[Dataset records]
╭──

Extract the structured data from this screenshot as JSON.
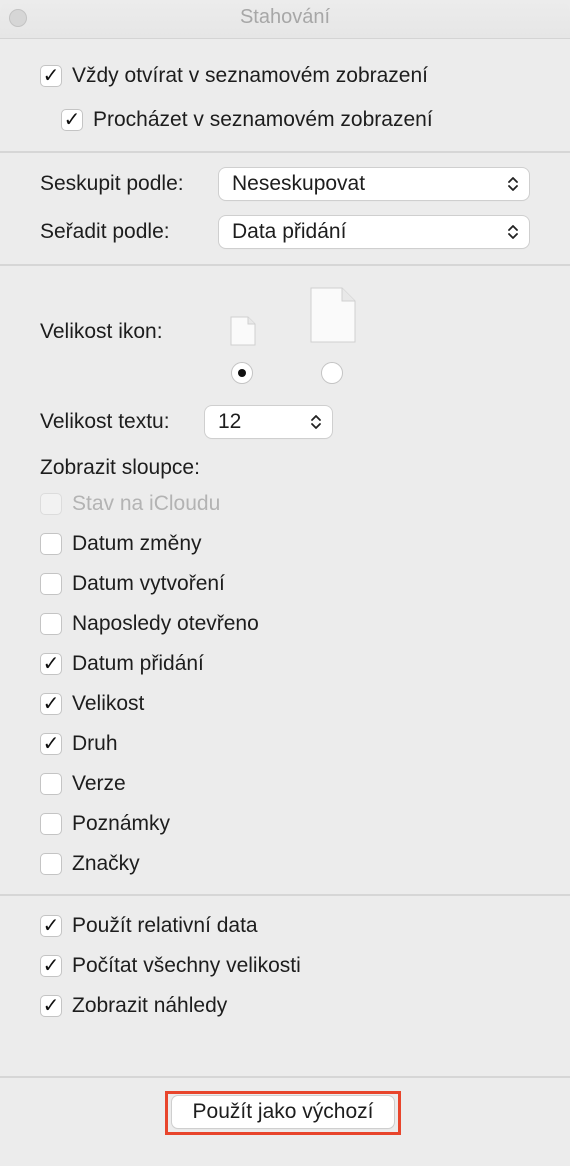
{
  "window": {
    "title": "Stahování"
  },
  "browse": {
    "always_open_list": {
      "label": "Vždy otvírat v seznamovém zobrazení",
      "checked": true
    },
    "browse_list": {
      "label": "Procházet v seznamovém zobrazení",
      "checked": true
    }
  },
  "grouping": {
    "group_by_label": "Seskupit podle:",
    "group_by_value": "Neseskupovat",
    "sort_by_label": "Seřadit podle:",
    "sort_by_value": "Data přidání"
  },
  "icon_size": {
    "label": "Velikost ikon:",
    "selected": "small"
  },
  "text_size": {
    "label": "Velikost textu:",
    "value": "12"
  },
  "columns": {
    "heading": "Zobrazit sloupce:",
    "items": [
      {
        "label": "Stav na iCloudu",
        "checked": false,
        "disabled": true
      },
      {
        "label": "Datum změny",
        "checked": false,
        "disabled": false
      },
      {
        "label": "Datum vytvoření",
        "checked": false,
        "disabled": false
      },
      {
        "label": "Naposledy otevřeno",
        "checked": false,
        "disabled": false
      },
      {
        "label": "Datum přidání",
        "checked": true,
        "disabled": false
      },
      {
        "label": "Velikost",
        "checked": true,
        "disabled": false
      },
      {
        "label": "Druh",
        "checked": true,
        "disabled": false
      },
      {
        "label": "Verze",
        "checked": false,
        "disabled": false
      },
      {
        "label": "Poznámky",
        "checked": false,
        "disabled": false
      },
      {
        "label": "Značky",
        "checked": false,
        "disabled": false
      }
    ]
  },
  "options": {
    "items": [
      {
        "label": "Použít relativní data",
        "checked": true
      },
      {
        "label": "Počítat všechny velikosti",
        "checked": true
      },
      {
        "label": "Zobrazit náhledy",
        "checked": true
      }
    ]
  },
  "footer": {
    "use_as_default": "Použít jako výchozí"
  },
  "colors": {
    "highlight": "#e8452c",
    "background": "#ececec"
  }
}
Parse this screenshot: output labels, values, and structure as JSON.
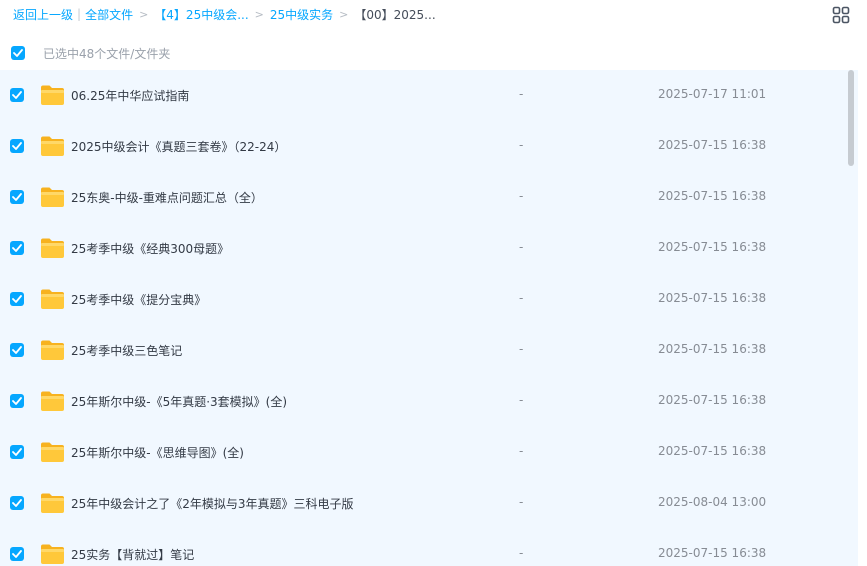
{
  "breadcrumb": {
    "back": "返回上一级",
    "root": "全部文件",
    "level1": "【4】25中级会...",
    "level2": "25中级实务",
    "current": "【00】2025..."
  },
  "toolbar": {
    "view_icon": "grid-view-icon"
  },
  "selection": {
    "label": "已选中48个文件/文件夹"
  },
  "files": [
    {
      "name": "06.25年中华应试指南",
      "size": "-",
      "date": "2025-07-17 11:01"
    },
    {
      "name": "2025中级会计《真题三套卷》（22-24）",
      "size": "-",
      "date": "2025-07-15 16:38"
    },
    {
      "name": "25东奥-中级-重难点问题汇总（全）",
      "size": "-",
      "date": "2025-07-15 16:38"
    },
    {
      "name": "25考季中级《经典300母题》",
      "size": "-",
      "date": "2025-07-15 16:38"
    },
    {
      "name": "25考季中级《提分宝典》",
      "size": "-",
      "date": "2025-07-15 16:38"
    },
    {
      "name": "25考季中级三色笔记",
      "size": "-",
      "date": "2025-07-15 16:38"
    },
    {
      "name": "25年斯尔中级-《5年真题·3套模拟》(全)",
      "size": "-",
      "date": "2025-07-15 16:38"
    },
    {
      "name": "25年斯尔中级-《思维导图》(全)",
      "size": "-",
      "date": "2025-07-15 16:38"
    },
    {
      "name": "25年中级会计之了《2年模拟与3年真题》三科电子版",
      "size": "-",
      "date": "2025-08-04 13:00"
    },
    {
      "name": "25实务【背就过】笔记",
      "size": "-",
      "date": "2025-07-15 16:38"
    }
  ],
  "colors": {
    "accent": "#06a7ff",
    "list_bg": "#f1f8ff",
    "folder": "#ffc83a"
  }
}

╰──

▶ [WHAT TO PRODUCE]: The material above must be printed exactly, with its pictures left out.

▶ [SOLUTION TO THIS PROBLEM]:
Extract the structured data from this screenshot as JSON.
{
  "window": {
    "title": "Stahování"
  },
  "browse": {
    "always_open_list": {
      "label": "Vždy otvírat v seznamovém zobrazení",
      "checked": true
    },
    "browse_list": {
      "label": "Procházet v seznamovém zobrazení",
      "checked": true
    }
  },
  "grouping": {
    "group_by_label": "Seskupit podle:",
    "group_by_value": "Neseskupovat",
    "sort_by_label": "Seřadit podle:",
    "sort_by_value": "Data přidání"
  },
  "icon_size": {
    "label": "Velikost ikon:",
    "selected": "small"
  },
  "text_size": {
    "label": "Velikost textu:",
    "value": "12"
  },
  "columns": {
    "heading": "Zobrazit sloupce:",
    "items": [
      {
        "label": "Stav na iCloudu",
        "checked": false,
        "disabled": true
      },
      {
        "label": "Datum změny",
        "checked": false,
        "disabled": false
      },
      {
        "label": "Datum vytvoření",
        "checked": false,
        "disabled": false
      },
      {
        "label": "Naposledy otevřeno",
        "checked": false,
        "disabled": false
      },
      {
        "label": "Datum přidání",
        "checked": true,
        "disabled": false
      },
      {
        "label": "Velikost",
        "checked": true,
        "disabled": false
      },
      {
        "label": "Druh",
        "checked": true,
        "disabled": false
      },
      {
        "label": "Verze",
        "checked": false,
        "disabled": false
      },
      {
        "label": "Poznámky",
        "checked": false,
        "disabled": false
      },
      {
        "label": "Značky",
        "checked": false,
        "disabled": false
      }
    ]
  },
  "options": {
    "items": [
      {
        "label": "Použít relativní data",
        "checked": true
      },
      {
        "label": "Počítat všechny velikosti",
        "checked": true
      },
      {
        "label": "Zobrazit náhledy",
        "checked": true
      }
    ]
  },
  "footer": {
    "use_as_default": "Použít jako výchozí"
  },
  "colors": {
    "highlight": "#e8452c",
    "background": "#ececec"
  }
}
Parse this screenshot: output labels, values, and structure as JSON.
{
  "breadcrumb": {
    "back": "返回上一级",
    "root": "全部文件",
    "level1": "【4】25中级会...",
    "level2": "25中级实务",
    "current": "【00】2025..."
  },
  "toolbar": {
    "view_icon": "grid-view-icon"
  },
  "selection": {
    "label": "已选中48个文件/文件夹"
  },
  "files": [
    {
      "name": "06.25年中华应试指南",
      "size": "-",
      "date": "2025-07-17 11:01"
    },
    {
      "name": "2025中级会计《真题三套卷》（22-24）",
      "size": "-",
      "date": "2025-07-15 16:38"
    },
    {
      "name": "25东奥-中级-重难点问题汇总（全）",
      "size": "-",
      "date": "2025-07-15 16:38"
    },
    {
      "name": "25考季中级《经典300母题》",
      "size": "-",
      "date": "2025-07-15 16:38"
    },
    {
      "name": "25考季中级《提分宝典》",
      "size": "-",
      "date": "2025-07-15 16:38"
    },
    {
      "name": "25考季中级三色笔记",
      "size": "-",
      "date": "2025-07-15 16:38"
    },
    {
      "name": "25年斯尔中级-《5年真题·3套模拟》(全)",
      "size": "-",
      "date": "2025-07-15 16:38"
    },
    {
      "name": "25年斯尔中级-《思维导图》(全)",
      "size": "-",
      "date": "2025-07-15 16:38"
    },
    {
      "name": "25年中级会计之了《2年模拟与3年真题》三科电子版",
      "size": "-",
      "date": "2025-08-04 13:00"
    },
    {
      "name": "25实务【背就过】笔记",
      "size": "-",
      "date": "2025-07-15 16:38"
    }
  ],
  "colors": {
    "accent": "#06a7ff",
    "list_bg": "#f1f8ff",
    "folder": "#ffc83a"
  }
}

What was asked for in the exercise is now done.